* **To do**:
Check each line of the material below for "bagi", then copy the ones that contain it.

* **Information provided**:
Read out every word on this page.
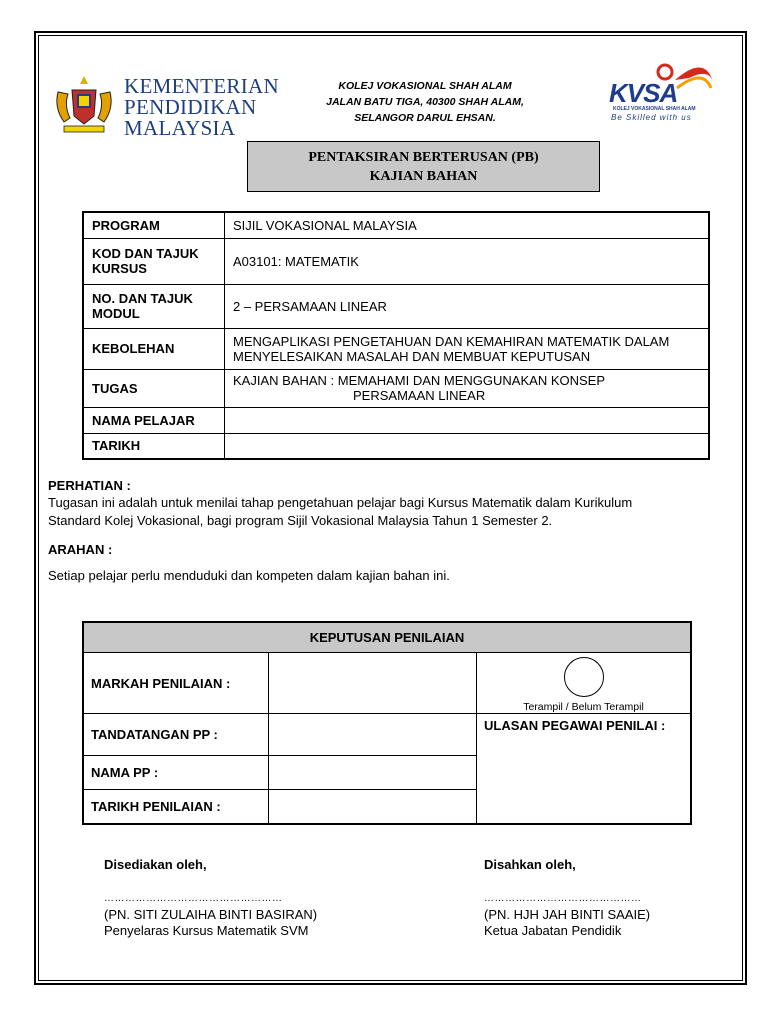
KEMENTERIAN
PENDIDIKAN
MALAYSIA
KOLEJ VOKASIONAL SHAH ALAM
JALAN BATU TIGA, 40300 SHAH ALAM,
SELANGOR DARUL EHSAN.
KVSA
KOLEJ VOKASIONAL SHAH ALAM
Be Skilled with us
PENTAKSIRAN BERTERUSAN (PB)
KAJIAN BAHAN
PROGRAM	SIJIL VOKASIONAL MALAYSIA
KOD DAN TAJUK KURSUS	A03101: MATEMATIK
NO. DAN TAJUK MODUL	2 – PERSAMAAN LINEAR
KEBOLEHAN	MENGAPLIKASI PENGETAHUAN DAN KEMAHIRAN MATEMATIK DALAM MENYELESAIKAN MASALAH DAN MEMBUAT KEPUTUSAN
TUGAS	KAJIAN BAHAN : MEMAHAMI DAN MENGGUNAKAN KONSEP
PERSAMAAN LINEAR

NAMA PELAJAR	
TARIKH	
PERHATIAN :
Tugasan ini adalah untuk menilai tahap pengetahuan pelajar bagi Kursus Matematik dalam Kurikulum
Standard Kolej Vokasional, bagi program Sijil Vokasional Malaysia Tahun 1 Semester 2.
ARAHAN :
Setiap pelajar perlu menduduki dan kompeten dalam kajian bahan ini.
KEPUTUSAN PENILAIAN		
MARKAH PENILAIAN :		Terampil / Belum Terampil

TANDATANGAN PP :		ULASAN PEGAWAI PENILAI :
NAMA PP :		
TARIKH PENILAIAN :		
Disediakan oleh,
……………………………………………
(PN. SITI ZULAIHA BINTI BASIRAN)
Penyelaras Kursus Matematik SVM
Disahkan oleh,
………………………………………
(PN. HJH JAH BINTI SAAIE)
Ketua Jabatan Pendidik
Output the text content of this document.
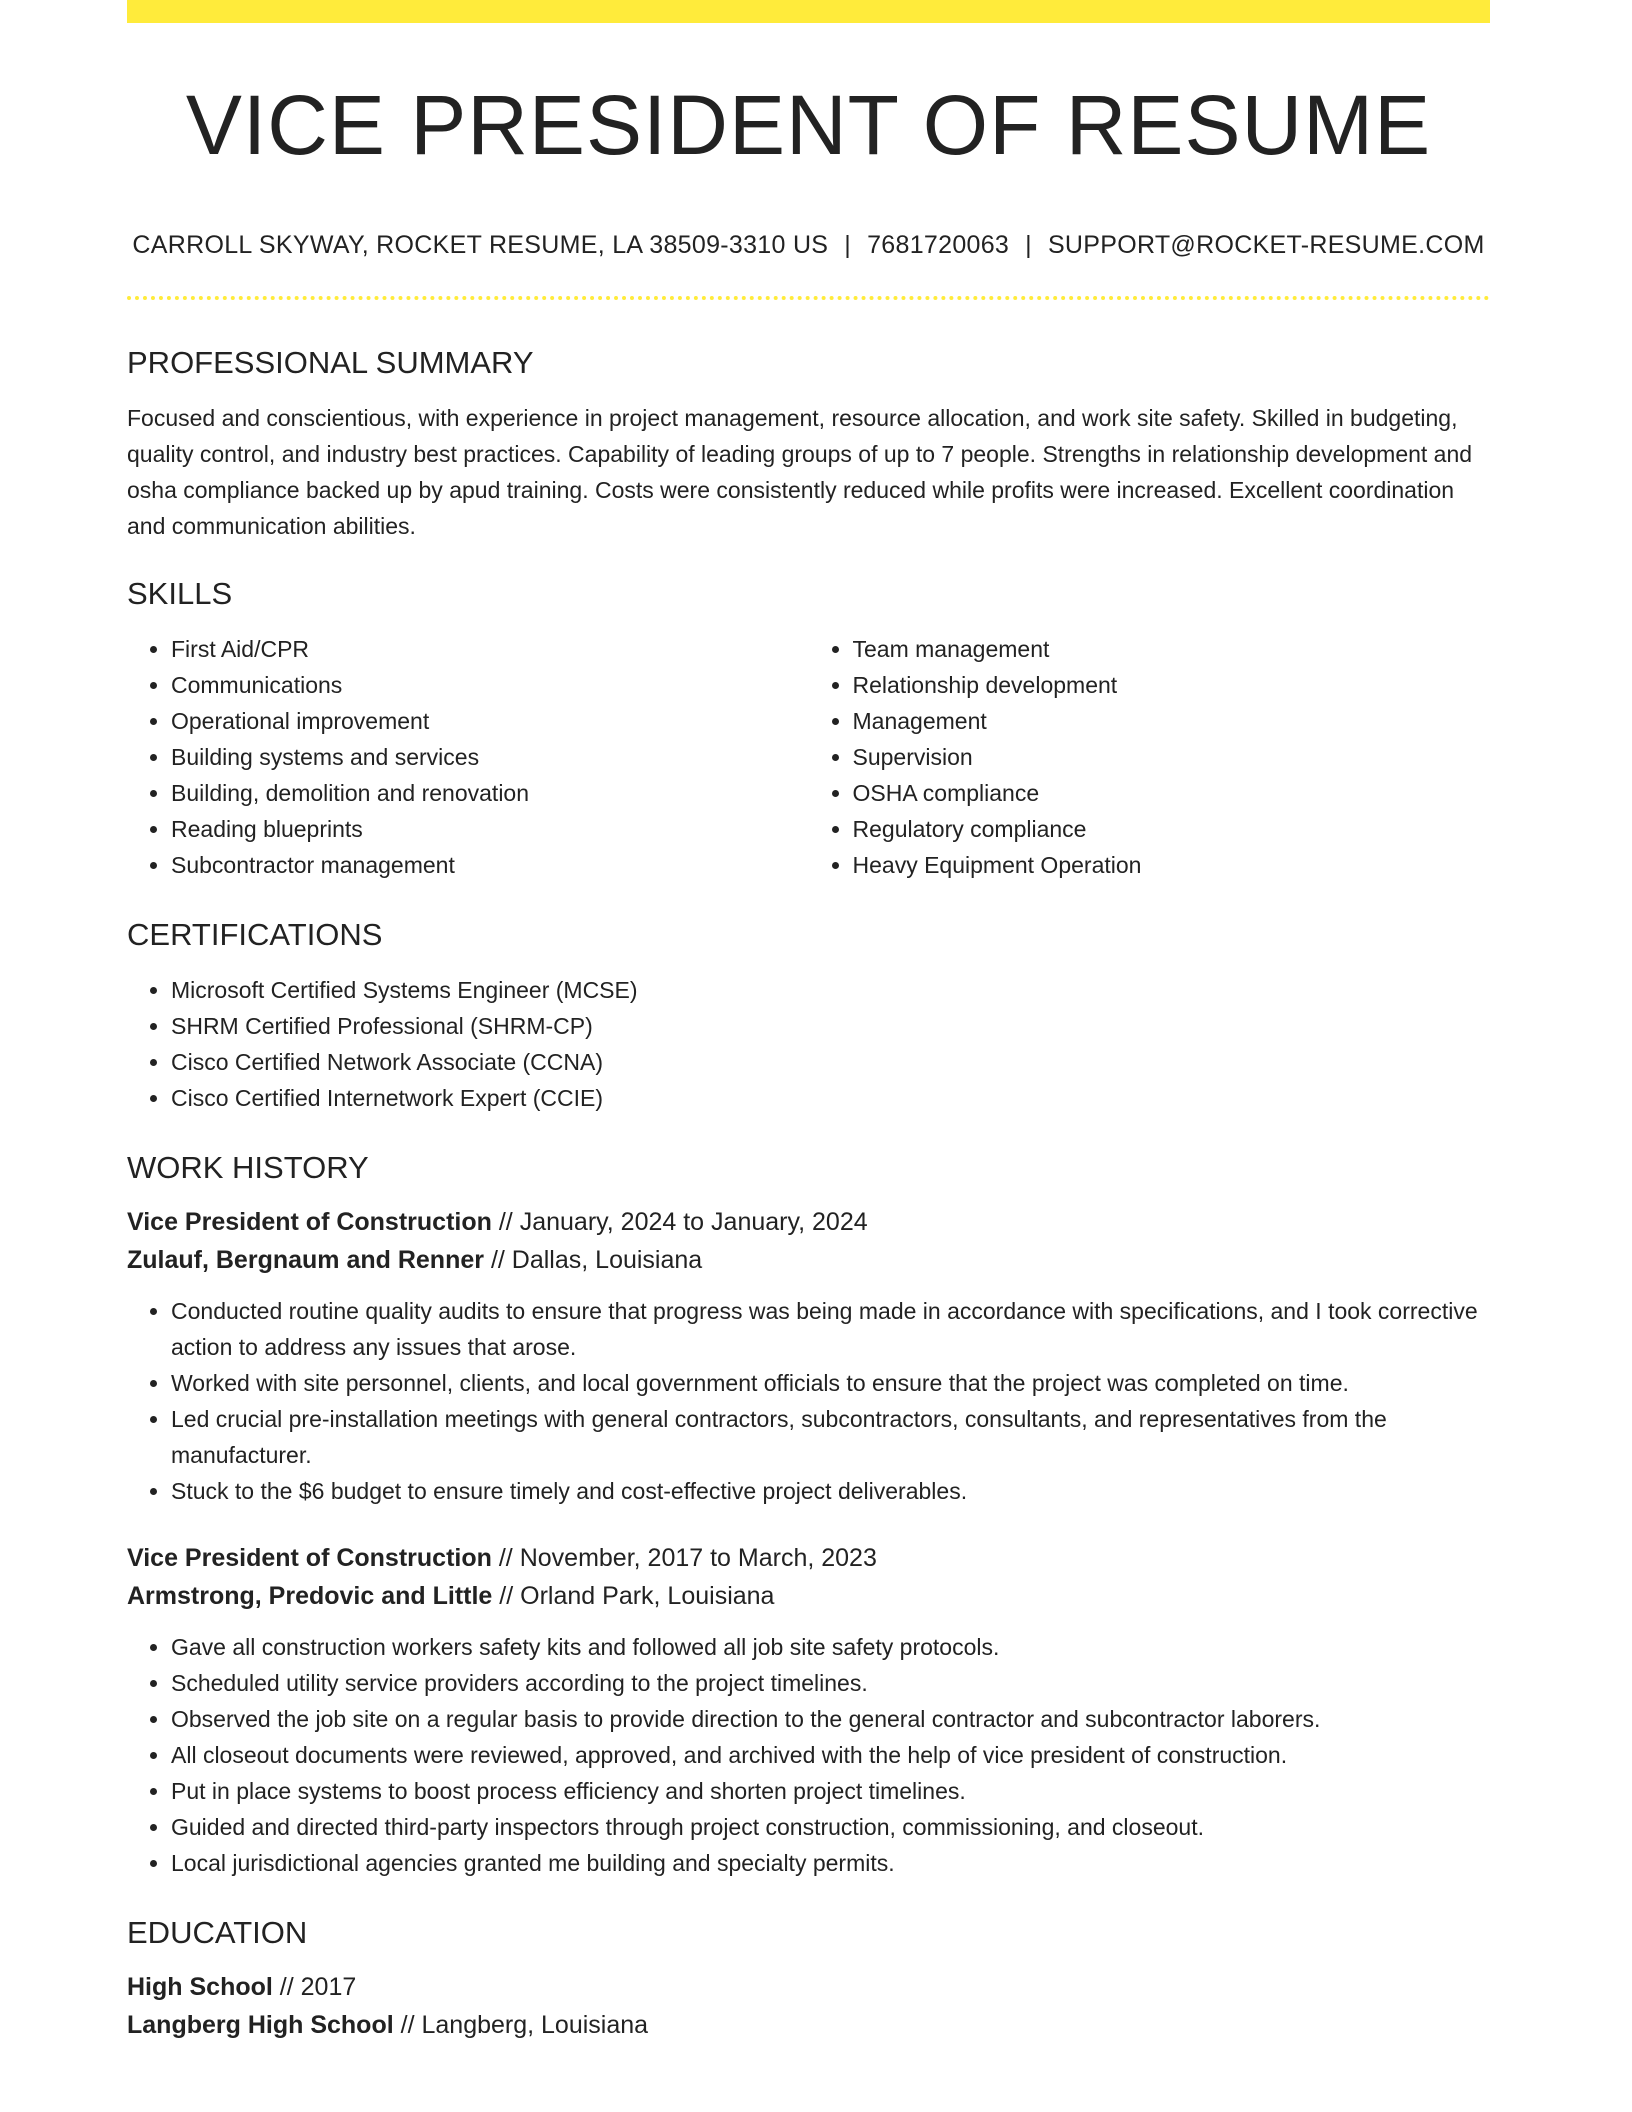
VICE PRESIDENT OF RESUME
CARROLL SKYWAY, ROCKET RESUME, LA 38509-3310 US | 7681720063 | SUPPORT@ROCKET-RESUME.COM
PROFESSIONAL SUMMARY

Focused and conscientious, with experience in project management, resource allocation, and work site safety. Skilled in budgeting, quality control, and industry best practices. Capability of leading groups of up to 7 people. Strengths in relationship development and osha compliance backed up by apud training. Costs were consistently reduced while profits were increased. Excellent coordination and communication abilities.

SKILLS
• First Aid/CPR
• Communications
• Operational improvement
• Building systems and services
• Building, demolition and renovation
• Reading blueprints
• Subcontractor management
• Team management
• Relationship development
• Management
• Supervision
• OSHA compliance
• Regulatory compliance
• Heavy Equipment Operation
CERTIFICATIONS
• Microsoft Certified Systems Engineer (MCSE)
• SHRM Certified Professional (SHRM-CP)
• Cisco Certified Network Associate (CCNA)
• Cisco Certified Internetwork Expert (CCIE)
WORK HISTORY

Vice President of Construction // January, 2024 to January, 2024

Zulauf, Bergnaum and Renner // Dallas, Louisiana

• Conducted routine quality audits to ensure that progress was being made in accordance with specifications, and I took corrective action to address any issues that arose.
• Worked with site personnel, clients, and local government officials to ensure that the project was completed on time.
• Led crucial pre-installation meetings with general contractors, subcontractors, consultants, and representatives from the manufacturer.
• Stuck to the $6 budget to ensure timely and cost-effective project deliverables.

Vice President of Construction // November, 2017 to March, 2023

Armstrong, Predovic and Little // Orland Park, Louisiana

• Gave all construction workers safety kits and followed all job site safety protocols.
• Scheduled utility service providers according to the project timelines.
• Observed the job site on a regular basis to provide direction to the general contractor and subcontractor laborers.
• All closeout documents were reviewed, approved, and archived with the help of vice president of construction.
• Put in place systems to boost process efficiency and shorten project timelines.
• Guided and directed third-party inspectors through project construction, commissioning, and closeout.
• Local jurisdictional agencies granted me building and specialty permits.
EDUCATION

High School // 2017

Langberg High School // Langberg, Louisiana
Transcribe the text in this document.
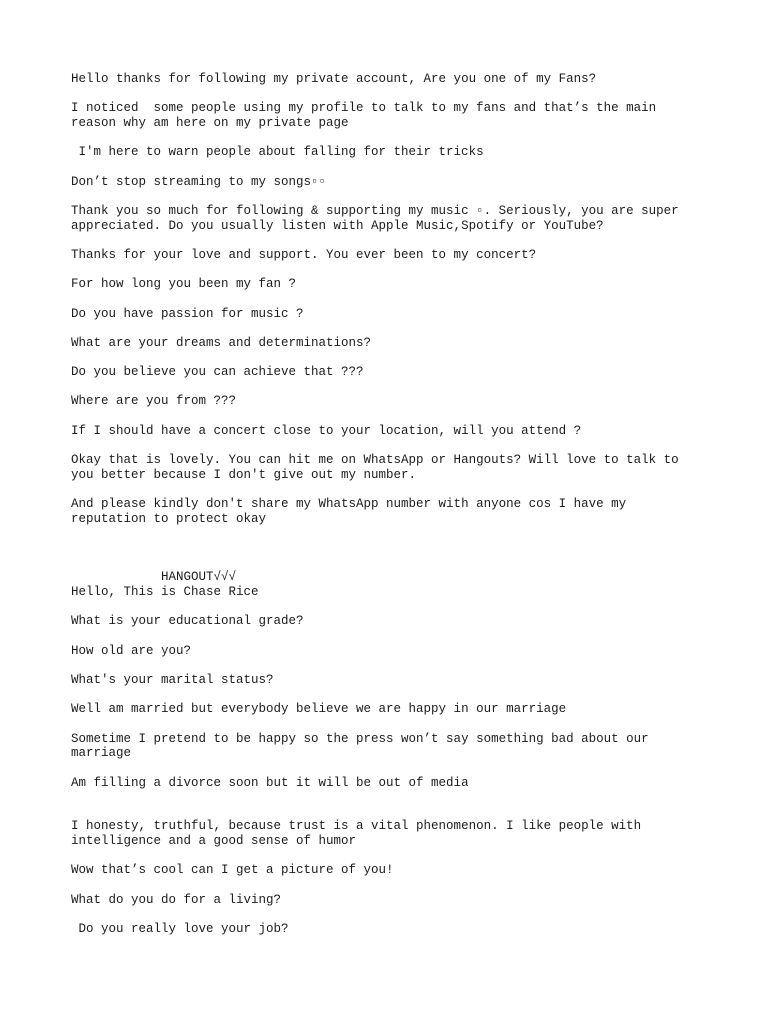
Hello thanks for following my private account, Are you one of my Fans?
I noticed  some people using my profile to talk to my fans and that’s the main
reason why am here on my private page
I'm here to warn people about falling for their tricks
Don’t stop streaming to my songs▫▫
Thank you so much for following & supporting my music ▫. Seriously, you are super
appreciated. Do you usually listen with Apple Music,Spotify or YouTube?
Thanks for your love and support. You ever been to my concert?
For how long you been my fan ?
Do you have passion for music ?
What are your dreams and determinations?
Do you believe you can achieve that ???
Where are you from ???
If I should have a concert close to your location, will you attend ?
Okay that is lovely. You can hit me on WhatsApp or Hangouts? Will love to talk to
you better because I don't give out my number.
And please kindly don't share my WhatsApp number with anyone cos I have my
reputation to protect okay
HANGOUT√√√
Hello, This is Chase Rice
What is your educational grade?
How old are you?
What's your marital status?
Well am married but everybody believe we are happy in our marriage
Sometime I pretend to be happy so the press won’t say something bad about our
marriage
Am filling a divorce soon but it will be out of media
I honesty, truthful, because trust is a vital phenomenon. I like people with
intelligence and a good sense of humor
Wow that’s cool can I get a picture of you!
What do you do for a living?
Do you really love your job?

* **Worked answer**:
Tugasan ini adalah untuk menilai tahap pengetahuan pelajar bagi Kursus Matematik dalam Kurikulum
Standard Kolej Vokasional, bagi program Sijil Vokasional Malaysia Tahun 1 Semester 2.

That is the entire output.